## TASK DETAILS
Extract the data exactly, missing nothing.

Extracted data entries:

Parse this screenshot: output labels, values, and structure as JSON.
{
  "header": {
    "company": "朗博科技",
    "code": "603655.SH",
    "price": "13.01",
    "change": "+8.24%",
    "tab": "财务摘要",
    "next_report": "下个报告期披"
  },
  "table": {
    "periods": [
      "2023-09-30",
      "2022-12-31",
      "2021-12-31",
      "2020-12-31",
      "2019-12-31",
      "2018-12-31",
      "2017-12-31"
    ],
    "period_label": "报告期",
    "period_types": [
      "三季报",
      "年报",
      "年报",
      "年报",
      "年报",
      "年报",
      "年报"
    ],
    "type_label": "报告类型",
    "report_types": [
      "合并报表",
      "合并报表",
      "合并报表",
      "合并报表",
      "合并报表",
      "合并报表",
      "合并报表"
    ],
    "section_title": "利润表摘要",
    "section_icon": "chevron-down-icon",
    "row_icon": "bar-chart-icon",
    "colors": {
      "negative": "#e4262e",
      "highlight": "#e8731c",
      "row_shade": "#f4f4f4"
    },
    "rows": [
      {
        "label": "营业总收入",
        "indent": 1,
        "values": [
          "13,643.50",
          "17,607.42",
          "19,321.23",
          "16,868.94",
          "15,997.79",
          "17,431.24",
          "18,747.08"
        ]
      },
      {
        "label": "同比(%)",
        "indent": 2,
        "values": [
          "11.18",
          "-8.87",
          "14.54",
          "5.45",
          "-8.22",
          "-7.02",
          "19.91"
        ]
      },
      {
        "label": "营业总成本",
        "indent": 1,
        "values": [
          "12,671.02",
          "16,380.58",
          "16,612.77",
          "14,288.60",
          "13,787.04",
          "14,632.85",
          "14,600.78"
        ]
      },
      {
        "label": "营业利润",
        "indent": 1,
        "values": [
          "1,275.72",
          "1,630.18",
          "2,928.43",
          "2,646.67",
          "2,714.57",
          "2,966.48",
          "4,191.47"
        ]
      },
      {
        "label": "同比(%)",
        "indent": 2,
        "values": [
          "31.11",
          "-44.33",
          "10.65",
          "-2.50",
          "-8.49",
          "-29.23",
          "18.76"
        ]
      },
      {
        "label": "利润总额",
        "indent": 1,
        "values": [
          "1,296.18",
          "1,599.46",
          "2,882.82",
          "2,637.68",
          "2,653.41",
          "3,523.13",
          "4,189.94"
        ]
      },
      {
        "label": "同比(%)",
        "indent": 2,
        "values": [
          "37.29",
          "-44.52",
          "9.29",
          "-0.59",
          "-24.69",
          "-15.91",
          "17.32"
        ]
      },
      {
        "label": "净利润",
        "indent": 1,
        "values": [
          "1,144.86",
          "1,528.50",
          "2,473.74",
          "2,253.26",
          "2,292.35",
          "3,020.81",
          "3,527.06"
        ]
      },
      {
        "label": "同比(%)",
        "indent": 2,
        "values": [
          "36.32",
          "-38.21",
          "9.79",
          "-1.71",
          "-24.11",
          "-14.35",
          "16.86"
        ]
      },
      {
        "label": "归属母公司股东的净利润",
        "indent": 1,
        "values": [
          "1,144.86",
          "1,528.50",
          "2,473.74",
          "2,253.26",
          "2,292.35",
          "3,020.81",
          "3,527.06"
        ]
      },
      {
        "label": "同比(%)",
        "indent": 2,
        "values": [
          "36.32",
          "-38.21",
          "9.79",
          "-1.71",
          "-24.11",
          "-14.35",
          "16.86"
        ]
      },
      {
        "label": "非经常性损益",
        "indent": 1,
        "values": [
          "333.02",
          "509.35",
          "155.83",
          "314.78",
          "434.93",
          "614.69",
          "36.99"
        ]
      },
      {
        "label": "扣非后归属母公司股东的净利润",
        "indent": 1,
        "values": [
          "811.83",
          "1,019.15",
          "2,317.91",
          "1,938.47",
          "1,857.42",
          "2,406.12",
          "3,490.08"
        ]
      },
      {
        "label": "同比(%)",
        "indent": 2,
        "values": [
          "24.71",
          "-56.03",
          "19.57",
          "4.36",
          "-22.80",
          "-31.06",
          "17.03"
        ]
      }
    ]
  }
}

## ANSWER TO THE PROBLEM
Parse this screenshot: output labels, values, and structure as JSON.
{
  "header": {
    "company": "朗博科技",
    "code": "603655.SH",
    "price": "13.01",
    "change": "+8.24%",
    "tab": "财务摘要",
    "next_report": "下个报告期披"
  },
  "table": {
    "periods": [
      "2023-09-30",
      "2022-12-31",
      "2021-12-31",
      "2020-12-31",
      "2019-12-31",
      "2018-12-31",
      "2017-12-31"
    ],
    "period_label": "报告期",
    "period_types": [
      "三季报",
      "年报",
      "年报",
      "年报",
      "年报",
      "年报",
      "年报"
    ],
    "type_label": "报告类型",
    "report_types": [
      "合并报表",
      "合并报表",
      "合并报表",
      "合并报表",
      "合并报表",
      "合并报表",
      "合并报表"
    ],
    "section_title": "利润表摘要",
    "section_icon": "chevron-down-icon",
    "row_icon": "bar-chart-icon",
    "colors": {
      "negative": "#e4262e",
      "highlight": "#e8731c",
      "row_shade": "#f4f4f4"
    },
    "rows": [
      {
        "label": "营业总收入",
        "indent": 1,
        "values": [
          "13,643.50",
          "17,607.42",
          "19,321.23",
          "16,868.94",
          "15,997.79",
          "17,431.24",
          "18,747.08"
        ]
      },
      {
        "label": "同比(%)",
        "indent": 2,
        "values": [
          "11.18",
          "-8.87",
          "14.54",
          "5.45",
          "-8.22",
          "-7.02",
          "19.91"
        ]
      },
      {
        "label": "营业总成本",
        "indent": 1,
        "values": [
          "12,671.02",
          "16,380.58",
          "16,612.77",
          "14,288.60",
          "13,787.04",
          "14,632.85",
          "14,600.78"
        ]
      },
      {
        "label": "营业利润",
        "indent": 1,
        "values": [
          "1,275.72",
          "1,630.18",
          "2,928.43",
          "2,646.67",
          "2,714.57",
          "2,966.48",
          "4,191.47"
        ]
      },
      {
        "label": "同比(%)",
        "indent": 2,
        "values": [
          "31.11",
          "-44.33",
          "10.65",
          "-2.50",
          "-8.49",
          "-29.23",
          "18.76"
        ]
      },
      {
        "label": "利润总额",
        "indent": 1,
        "values": [
          "1,296.18",
          "1,599.46",
          "2,882.82",
          "2,637.68",
          "2,653.41",
          "3,523.13",
          "4,189.94"
        ]
      },
      {
        "label": "同比(%)",
        "indent": 2,
        "values": [
          "37.29",
          "-44.52",
          "9.29",
          "-0.59",
          "-24.69",
          "-15.91",
          "17.32"
        ]
      },
      {
        "label": "净利润",
        "indent": 1,
        "values": [
          "1,144.86",
          "1,528.50",
          "2,473.74",
          "2,253.26",
          "2,292.35",
          "3,020.81",
          "3,527.06"
        ]
      },
      {
        "label": "同比(%)",
        "indent": 2,
        "values": [
          "36.32",
          "-38.21",
          "9.79",
          "-1.71",
          "-24.11",
          "-14.35",
          "16.86"
        ]
      },
      {
        "label": "归属母公司股东的净利润",
        "indent": 1,
        "values": [
          "1,144.86",
          "1,528.50",
          "2,473.74",
          "2,253.26",
          "2,292.35",
          "3,020.81",
          "3,527.06"
        ]
      },
      {
        "label": "同比(%)",
        "indent": 2,
        "values": [
          "36.32",
          "-38.21",
          "9.79",
          "-1.71",
          "-24.11",
          "-14.35",
          "16.86"
        ]
      },
      {
        "label": "非经常性损益",
        "indent": 1,
        "values": [
          "333.02",
          "509.35",
          "155.83",
          "314.78",
          "434.93",
          "614.69",
          "36.99"
        ]
      },
      {
        "label": "扣非后归属母公司股东的净利润",
        "indent": 1,
        "values": [
          "811.83",
          "1,019.15",
          "2,317.91",
          "1,938.47",
          "1,857.42",
          "2,406.12",
          "3,490.08"
        ]
      },
      {
        "label": "同比(%)",
        "indent": 2,
        "values": [
          "24.71",
          "-56.03",
          "19.57",
          "4.36",
          "-22.80",
          "-31.06",
          "17.03"
        ]
      }
    ]
  }
}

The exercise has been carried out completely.